• **What this task involves**
Scan the material for the word "bidang", and copy each line where it shows up.

• **Listing**

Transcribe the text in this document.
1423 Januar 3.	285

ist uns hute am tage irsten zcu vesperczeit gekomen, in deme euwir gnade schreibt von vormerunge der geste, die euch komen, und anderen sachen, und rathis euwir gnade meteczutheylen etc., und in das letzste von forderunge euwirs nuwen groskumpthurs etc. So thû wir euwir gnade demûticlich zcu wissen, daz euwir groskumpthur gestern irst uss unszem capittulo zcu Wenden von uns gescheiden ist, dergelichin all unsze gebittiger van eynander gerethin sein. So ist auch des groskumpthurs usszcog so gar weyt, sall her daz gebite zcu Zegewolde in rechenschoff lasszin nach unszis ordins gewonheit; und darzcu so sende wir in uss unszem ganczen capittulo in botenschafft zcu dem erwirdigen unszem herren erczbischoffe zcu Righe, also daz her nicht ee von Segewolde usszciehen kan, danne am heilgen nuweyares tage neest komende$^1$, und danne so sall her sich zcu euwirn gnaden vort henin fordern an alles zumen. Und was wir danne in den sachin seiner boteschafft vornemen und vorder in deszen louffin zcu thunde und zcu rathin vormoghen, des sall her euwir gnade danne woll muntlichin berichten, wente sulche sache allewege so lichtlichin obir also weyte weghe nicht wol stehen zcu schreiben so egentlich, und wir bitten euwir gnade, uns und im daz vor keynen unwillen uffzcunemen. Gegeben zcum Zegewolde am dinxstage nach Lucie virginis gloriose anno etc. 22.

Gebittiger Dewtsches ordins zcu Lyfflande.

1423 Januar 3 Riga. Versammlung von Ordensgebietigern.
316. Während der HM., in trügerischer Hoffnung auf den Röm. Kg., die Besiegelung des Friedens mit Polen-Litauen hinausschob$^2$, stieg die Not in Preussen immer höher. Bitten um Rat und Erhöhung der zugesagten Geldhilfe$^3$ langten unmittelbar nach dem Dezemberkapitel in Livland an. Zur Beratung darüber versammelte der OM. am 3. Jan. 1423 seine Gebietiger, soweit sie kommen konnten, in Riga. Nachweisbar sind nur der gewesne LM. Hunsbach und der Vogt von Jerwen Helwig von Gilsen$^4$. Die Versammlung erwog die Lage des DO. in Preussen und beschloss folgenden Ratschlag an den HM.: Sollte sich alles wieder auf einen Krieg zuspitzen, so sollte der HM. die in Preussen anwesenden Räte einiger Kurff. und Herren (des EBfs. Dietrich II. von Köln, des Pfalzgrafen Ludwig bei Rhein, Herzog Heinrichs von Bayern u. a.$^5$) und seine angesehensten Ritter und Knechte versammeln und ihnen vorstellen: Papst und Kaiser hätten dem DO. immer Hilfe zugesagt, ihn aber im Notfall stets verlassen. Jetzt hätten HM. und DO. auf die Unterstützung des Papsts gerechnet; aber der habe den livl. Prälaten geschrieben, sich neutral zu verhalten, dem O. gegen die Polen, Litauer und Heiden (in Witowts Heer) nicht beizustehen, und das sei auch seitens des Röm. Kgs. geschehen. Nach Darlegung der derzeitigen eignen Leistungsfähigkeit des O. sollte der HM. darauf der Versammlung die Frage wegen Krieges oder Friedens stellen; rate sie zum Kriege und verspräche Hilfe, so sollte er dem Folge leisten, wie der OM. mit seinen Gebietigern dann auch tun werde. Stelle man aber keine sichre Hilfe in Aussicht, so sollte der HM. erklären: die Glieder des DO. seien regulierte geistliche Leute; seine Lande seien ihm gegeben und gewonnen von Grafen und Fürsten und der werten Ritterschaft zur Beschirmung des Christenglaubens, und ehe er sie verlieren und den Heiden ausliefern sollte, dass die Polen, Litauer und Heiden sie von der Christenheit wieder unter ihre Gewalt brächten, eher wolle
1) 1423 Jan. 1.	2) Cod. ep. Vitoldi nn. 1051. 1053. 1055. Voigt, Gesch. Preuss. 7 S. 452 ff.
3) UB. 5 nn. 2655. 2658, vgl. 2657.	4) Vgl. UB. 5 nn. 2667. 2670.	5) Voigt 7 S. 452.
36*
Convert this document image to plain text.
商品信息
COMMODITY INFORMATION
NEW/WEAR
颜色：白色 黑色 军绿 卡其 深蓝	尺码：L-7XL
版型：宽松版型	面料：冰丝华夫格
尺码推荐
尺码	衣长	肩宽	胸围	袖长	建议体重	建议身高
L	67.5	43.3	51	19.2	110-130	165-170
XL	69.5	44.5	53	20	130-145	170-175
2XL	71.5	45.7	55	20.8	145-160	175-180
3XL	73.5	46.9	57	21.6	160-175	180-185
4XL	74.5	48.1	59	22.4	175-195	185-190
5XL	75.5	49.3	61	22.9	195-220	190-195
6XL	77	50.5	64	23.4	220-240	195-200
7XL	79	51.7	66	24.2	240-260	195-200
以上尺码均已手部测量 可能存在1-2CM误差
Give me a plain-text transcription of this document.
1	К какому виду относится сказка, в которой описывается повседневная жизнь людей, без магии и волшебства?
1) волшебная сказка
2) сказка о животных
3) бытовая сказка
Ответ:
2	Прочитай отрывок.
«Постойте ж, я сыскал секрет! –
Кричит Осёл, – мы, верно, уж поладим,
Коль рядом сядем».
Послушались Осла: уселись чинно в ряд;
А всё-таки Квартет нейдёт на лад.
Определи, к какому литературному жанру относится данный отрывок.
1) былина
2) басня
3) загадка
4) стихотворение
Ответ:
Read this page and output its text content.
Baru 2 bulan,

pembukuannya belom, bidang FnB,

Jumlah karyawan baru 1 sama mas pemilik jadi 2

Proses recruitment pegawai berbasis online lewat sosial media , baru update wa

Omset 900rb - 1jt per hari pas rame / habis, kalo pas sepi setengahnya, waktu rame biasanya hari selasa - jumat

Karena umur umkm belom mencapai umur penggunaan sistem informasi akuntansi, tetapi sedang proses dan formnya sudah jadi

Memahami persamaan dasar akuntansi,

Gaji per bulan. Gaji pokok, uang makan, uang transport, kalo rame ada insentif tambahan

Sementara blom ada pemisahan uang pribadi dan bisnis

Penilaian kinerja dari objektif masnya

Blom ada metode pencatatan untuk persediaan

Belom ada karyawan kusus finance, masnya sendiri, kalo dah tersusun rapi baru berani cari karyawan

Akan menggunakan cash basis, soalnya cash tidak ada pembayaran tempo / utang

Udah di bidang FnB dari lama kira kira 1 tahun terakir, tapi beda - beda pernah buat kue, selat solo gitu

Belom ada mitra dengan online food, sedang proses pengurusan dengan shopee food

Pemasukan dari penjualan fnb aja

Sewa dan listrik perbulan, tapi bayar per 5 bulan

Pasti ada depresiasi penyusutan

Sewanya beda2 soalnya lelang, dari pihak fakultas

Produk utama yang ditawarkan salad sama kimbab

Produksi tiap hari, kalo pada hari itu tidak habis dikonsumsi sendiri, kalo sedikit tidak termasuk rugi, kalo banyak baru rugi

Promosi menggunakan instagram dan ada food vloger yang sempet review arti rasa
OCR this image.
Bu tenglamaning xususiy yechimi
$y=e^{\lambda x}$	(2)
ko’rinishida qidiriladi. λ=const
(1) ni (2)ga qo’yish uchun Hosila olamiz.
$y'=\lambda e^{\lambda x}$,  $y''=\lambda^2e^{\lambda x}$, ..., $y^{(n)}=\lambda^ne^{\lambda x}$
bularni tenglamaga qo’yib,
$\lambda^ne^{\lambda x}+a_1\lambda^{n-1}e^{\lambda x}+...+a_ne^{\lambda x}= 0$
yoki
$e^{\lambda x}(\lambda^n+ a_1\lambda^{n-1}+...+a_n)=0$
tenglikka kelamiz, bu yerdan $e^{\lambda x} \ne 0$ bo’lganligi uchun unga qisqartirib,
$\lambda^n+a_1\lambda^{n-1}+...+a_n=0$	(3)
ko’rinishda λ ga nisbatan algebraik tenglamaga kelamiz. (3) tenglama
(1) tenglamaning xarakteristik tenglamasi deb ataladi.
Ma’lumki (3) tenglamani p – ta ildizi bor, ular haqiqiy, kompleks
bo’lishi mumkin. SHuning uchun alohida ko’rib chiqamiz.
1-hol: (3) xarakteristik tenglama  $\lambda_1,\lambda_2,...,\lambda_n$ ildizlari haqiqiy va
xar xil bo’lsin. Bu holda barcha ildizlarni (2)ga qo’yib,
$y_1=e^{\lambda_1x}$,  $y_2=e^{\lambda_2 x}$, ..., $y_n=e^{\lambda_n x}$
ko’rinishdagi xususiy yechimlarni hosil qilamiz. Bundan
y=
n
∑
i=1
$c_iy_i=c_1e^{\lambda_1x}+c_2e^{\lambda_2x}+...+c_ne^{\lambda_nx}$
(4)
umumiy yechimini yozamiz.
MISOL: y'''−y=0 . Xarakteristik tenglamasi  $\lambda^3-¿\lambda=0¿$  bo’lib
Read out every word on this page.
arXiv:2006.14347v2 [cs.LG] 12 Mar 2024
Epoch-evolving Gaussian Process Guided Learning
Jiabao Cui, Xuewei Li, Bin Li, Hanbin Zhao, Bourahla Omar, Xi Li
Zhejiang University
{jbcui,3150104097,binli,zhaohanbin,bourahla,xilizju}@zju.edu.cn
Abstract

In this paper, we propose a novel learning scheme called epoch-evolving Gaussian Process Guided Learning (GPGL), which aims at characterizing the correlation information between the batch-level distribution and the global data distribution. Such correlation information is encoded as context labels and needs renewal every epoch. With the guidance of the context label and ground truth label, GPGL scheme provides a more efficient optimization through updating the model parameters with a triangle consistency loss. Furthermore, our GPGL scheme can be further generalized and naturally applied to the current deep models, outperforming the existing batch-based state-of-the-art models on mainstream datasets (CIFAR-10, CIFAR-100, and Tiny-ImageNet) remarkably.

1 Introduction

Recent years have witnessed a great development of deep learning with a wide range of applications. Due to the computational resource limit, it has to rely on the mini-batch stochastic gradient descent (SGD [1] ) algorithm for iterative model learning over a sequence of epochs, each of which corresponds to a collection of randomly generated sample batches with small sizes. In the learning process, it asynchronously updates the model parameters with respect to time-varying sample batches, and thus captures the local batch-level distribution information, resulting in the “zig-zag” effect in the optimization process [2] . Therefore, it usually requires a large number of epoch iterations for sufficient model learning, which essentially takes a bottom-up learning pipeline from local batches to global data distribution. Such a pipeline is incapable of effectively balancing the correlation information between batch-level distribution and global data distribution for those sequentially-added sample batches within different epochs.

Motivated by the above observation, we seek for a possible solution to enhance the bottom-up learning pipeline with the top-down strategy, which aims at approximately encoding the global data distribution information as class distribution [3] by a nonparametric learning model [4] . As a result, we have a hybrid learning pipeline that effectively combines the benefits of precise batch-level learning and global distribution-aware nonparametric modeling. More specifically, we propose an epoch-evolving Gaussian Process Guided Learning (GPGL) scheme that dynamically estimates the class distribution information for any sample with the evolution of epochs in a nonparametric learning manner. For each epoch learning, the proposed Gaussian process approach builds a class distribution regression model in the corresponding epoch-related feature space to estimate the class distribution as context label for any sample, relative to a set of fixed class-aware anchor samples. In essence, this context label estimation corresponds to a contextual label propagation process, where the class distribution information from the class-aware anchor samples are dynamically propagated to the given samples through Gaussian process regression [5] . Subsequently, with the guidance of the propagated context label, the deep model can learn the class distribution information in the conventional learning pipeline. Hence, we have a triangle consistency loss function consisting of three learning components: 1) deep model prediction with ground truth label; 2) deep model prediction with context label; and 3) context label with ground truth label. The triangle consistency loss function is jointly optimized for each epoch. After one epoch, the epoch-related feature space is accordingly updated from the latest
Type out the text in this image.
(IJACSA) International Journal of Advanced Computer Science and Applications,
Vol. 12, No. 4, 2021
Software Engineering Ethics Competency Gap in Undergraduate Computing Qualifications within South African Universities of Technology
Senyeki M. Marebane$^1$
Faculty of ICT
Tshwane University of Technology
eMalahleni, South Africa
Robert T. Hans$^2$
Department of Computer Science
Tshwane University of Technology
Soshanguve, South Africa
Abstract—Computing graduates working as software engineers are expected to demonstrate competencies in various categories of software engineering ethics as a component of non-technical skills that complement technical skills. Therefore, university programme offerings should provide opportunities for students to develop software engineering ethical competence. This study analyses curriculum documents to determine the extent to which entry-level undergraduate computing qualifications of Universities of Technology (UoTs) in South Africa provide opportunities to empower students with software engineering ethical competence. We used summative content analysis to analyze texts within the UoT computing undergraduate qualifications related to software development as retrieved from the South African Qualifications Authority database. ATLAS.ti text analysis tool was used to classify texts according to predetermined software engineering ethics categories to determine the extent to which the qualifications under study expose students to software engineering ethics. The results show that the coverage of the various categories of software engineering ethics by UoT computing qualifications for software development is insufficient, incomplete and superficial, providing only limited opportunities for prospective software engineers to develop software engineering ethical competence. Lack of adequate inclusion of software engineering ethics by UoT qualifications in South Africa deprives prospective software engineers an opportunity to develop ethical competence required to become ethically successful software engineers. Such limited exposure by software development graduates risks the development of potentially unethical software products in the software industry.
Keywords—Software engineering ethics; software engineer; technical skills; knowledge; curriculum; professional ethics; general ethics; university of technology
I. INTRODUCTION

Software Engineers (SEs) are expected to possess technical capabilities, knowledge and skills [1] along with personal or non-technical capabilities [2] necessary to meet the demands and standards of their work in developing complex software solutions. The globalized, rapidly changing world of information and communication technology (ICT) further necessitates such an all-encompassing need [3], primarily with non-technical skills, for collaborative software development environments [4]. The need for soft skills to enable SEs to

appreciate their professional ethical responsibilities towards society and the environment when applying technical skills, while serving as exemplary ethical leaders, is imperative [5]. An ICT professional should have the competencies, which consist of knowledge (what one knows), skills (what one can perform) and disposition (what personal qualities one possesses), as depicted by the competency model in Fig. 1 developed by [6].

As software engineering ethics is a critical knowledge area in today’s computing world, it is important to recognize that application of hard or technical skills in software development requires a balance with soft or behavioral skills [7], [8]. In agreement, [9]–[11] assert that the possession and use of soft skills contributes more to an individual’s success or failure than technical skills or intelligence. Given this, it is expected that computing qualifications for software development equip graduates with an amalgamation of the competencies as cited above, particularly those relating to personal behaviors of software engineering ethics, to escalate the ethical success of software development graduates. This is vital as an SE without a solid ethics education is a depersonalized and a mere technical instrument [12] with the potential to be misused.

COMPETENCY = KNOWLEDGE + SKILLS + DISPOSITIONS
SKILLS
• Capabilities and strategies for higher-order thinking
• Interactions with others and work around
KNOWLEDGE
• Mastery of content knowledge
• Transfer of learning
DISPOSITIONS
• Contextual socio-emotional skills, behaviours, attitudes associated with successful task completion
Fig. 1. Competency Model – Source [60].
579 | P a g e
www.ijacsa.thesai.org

• **Exercise result**
pembukuannya belom, bidang FnB,
Udah di bidang FnB dari lama kira kira 1 tahun terakir, tapi beda - beda pernah buat kue, selat solo gitu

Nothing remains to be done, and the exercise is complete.